### Provided entries

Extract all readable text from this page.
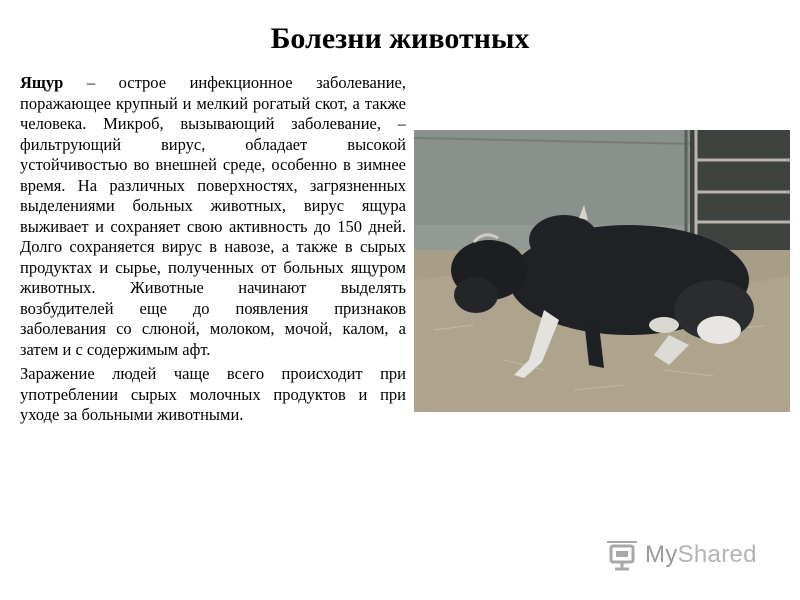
Болезни животных

Ящур – острое инфекционное заболевание, поражающее крупный и мелкий рогатый скот, а также человека. Микроб, вызывающий заболевание, – фильтрующий вирус, обладает высокой устойчивостью во внешней среде, особенно в зимнее время. На различных поверхностях, загрязненных выделениями больных животных, вирус ящура выживает и сохраняет свою активность до 150 дней. Долго сохраняется вирус в навозе, а также в сырых продуктах и сырье, полученных от больных ящуром животных. Животные начинают выделять возбудителей еще до появления признаков заболевания со слюной, молоком, мочой, калом, а затем и с содержимым афт.

Заражение людей чаще всего происходит при употреблении сырых молочных продуктов и при уходе за больными животными.

MyShared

### What you should do
Write the records above out again exactly, with no pictures in your copy.

### Exercise result
Extract all readable text from this page.
Болезни животных

Ящур – острое инфекционное заболевание, поражающее крупный и мелкий рогатый скот, а также человека. Микроб, вызывающий заболевание, – фильтрующий вирус, обладает высокой устойчивостью во внешней среде, особенно в зимнее время. На различных поверхностях, загрязненных выделениями больных животных, вирус ящура выживает и сохраняет свою активность до 150 дней. Долго сохраняется вирус в навозе, а также в сырых продуктах и сырье, полученных от больных ящуром животных. Животные начинают выделять возбудителей еще до появления признаков заболевания со слюной, молоком, мочой, калом, а затем и с содержимым афт.

Заражение людей чаще всего происходит при употреблении сырых молочных продуктов и при уходе за больными животными.

MyShared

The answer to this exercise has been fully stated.